• Written task a:
Turn the stretch of records from the start through the line containing "ma50-segment — [789, 414, 804, 423]" into a Markdown table with the columns n and Line. Number each row and leave out blank lines.

• Extract provided:
Thanks for this list Wayne, you do a valuable task in assembling lists
like this for us to ponder.

> I would like to request that a representative from Visa engage in this
> discussion and provide responses to these issues.

And I look forward to that. Meanwhile.

For Issue D:

This looks like the problem we saw with CrossCert where nobody is
keeping proper records OR where they know the records they're keeping
are sub-par so they refuse to show them to auditors, which has much the
same effect.

There's a good chance if this CA issues a cert we later conclude was
bogus, they are unable to produce any meaningful evidence of how it
came to be issued, and we're just back to Symantec-style "We've fired
the employee who did it" which is not a basis on which we can have
confidence in the operation of the CA.


Others:

I'd also like to understand whether this CA root exists for the Web PKI
or if in fact Visa operates it for some other reason, and the issuance
of certificates valid in the Web PKI is a secondary or tertiary
function.

That is: CT logs show only a handful per month of new certificates
issued by this CA, but are there in fact more (perhaps far more) issued
that aren't for the Web PKI but are issued by this same root ?

In Bug #1315016 Visa's representative says the certificates discussed
were part of a "Visa product" as distinct from being separately
replaceable components.

• Dataset entries:
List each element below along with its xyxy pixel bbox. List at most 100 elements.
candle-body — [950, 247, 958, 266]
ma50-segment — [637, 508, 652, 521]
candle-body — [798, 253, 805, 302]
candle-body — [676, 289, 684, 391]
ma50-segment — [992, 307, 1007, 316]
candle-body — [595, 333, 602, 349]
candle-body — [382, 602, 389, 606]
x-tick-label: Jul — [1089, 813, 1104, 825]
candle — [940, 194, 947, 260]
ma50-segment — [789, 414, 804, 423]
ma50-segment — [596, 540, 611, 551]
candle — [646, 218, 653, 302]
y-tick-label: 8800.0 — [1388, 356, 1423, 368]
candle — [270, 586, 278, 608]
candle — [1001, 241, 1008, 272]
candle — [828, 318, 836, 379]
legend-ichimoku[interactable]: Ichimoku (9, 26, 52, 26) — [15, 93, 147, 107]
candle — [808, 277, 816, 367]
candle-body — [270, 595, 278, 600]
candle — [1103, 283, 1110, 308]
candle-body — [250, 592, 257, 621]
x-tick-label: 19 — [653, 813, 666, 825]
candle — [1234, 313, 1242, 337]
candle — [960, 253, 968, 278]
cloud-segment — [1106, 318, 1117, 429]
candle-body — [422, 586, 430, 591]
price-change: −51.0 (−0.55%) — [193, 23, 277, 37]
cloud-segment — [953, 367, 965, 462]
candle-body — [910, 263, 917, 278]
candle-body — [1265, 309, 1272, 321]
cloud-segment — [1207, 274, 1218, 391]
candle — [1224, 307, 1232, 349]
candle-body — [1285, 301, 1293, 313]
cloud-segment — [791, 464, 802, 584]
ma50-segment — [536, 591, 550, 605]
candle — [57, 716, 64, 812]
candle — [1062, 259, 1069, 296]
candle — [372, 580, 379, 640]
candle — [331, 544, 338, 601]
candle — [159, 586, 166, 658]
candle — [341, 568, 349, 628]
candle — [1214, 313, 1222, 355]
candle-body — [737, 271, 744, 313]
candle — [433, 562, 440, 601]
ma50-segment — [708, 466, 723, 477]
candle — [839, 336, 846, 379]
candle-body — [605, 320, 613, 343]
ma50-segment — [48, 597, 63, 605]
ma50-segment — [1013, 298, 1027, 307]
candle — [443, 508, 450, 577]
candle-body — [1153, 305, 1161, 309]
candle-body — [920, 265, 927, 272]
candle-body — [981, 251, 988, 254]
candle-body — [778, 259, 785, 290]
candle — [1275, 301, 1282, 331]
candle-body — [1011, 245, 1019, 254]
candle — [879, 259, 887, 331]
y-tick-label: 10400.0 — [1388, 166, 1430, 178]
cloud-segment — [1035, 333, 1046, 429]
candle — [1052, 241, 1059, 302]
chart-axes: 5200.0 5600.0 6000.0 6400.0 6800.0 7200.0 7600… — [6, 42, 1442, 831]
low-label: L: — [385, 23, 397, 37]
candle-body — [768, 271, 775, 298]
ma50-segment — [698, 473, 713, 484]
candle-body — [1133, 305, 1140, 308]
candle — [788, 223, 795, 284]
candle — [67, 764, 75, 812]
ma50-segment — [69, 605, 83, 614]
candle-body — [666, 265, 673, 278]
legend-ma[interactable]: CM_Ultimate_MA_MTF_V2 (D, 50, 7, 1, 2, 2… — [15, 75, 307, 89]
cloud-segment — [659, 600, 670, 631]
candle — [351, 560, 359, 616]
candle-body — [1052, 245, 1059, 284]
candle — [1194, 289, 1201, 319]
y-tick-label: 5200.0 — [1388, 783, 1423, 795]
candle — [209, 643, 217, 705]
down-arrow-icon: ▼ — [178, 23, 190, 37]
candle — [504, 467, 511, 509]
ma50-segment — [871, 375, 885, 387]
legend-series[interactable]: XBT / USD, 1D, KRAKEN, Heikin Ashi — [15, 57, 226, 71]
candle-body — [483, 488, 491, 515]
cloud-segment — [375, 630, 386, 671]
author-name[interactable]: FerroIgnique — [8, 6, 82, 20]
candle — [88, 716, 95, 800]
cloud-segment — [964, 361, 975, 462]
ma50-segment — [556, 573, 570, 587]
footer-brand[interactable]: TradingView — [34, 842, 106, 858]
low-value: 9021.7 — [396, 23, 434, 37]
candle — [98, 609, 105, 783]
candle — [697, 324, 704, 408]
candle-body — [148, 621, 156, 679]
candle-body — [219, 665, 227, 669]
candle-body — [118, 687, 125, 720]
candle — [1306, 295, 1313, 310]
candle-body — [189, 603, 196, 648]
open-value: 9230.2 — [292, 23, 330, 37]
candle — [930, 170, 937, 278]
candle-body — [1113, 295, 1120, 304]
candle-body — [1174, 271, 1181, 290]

• Written task b:
In the post about Visa's certificate authority, rewrite the stretch from "Thanks for this" through "to these issues.", putting "delegate" in place of "representative".

• Full answer a:
| n | Line |
|---|---|
| 1 | List each element below along with its xyxy pixel bbox. List at most 100 elements. |
| 2 | candle-body — [950, 247, 958, 266] |
| 3 | ma50-segment — [637, 508, 652, 521] |
| 4 | candle-body — [798, 253, 805, 302] |
| 5 | candle-body — [676, 289, 684, 391] |
| 6 | ma50-segment — [992, 307, 1007, 316] |
| 7 | candle-body — [595, 333, 602, 349] |
| 8 | candle-body — [382, 602, 389, 606] |
| 9 | x-tick-label: Jul — [1089, 813, 1104, 825] |
| 10 | candle — [940, 194, 947, 260] |
| 11 | ma50-segment — [789, 414, 804, 423] |

• Full answer b:
Thanks for this list Wayne, you do a valuable task in assembling lists
like this for us to ponder.

> I would like to request that a delegate from Visa engage in this
> discussion and provide responses to these issues.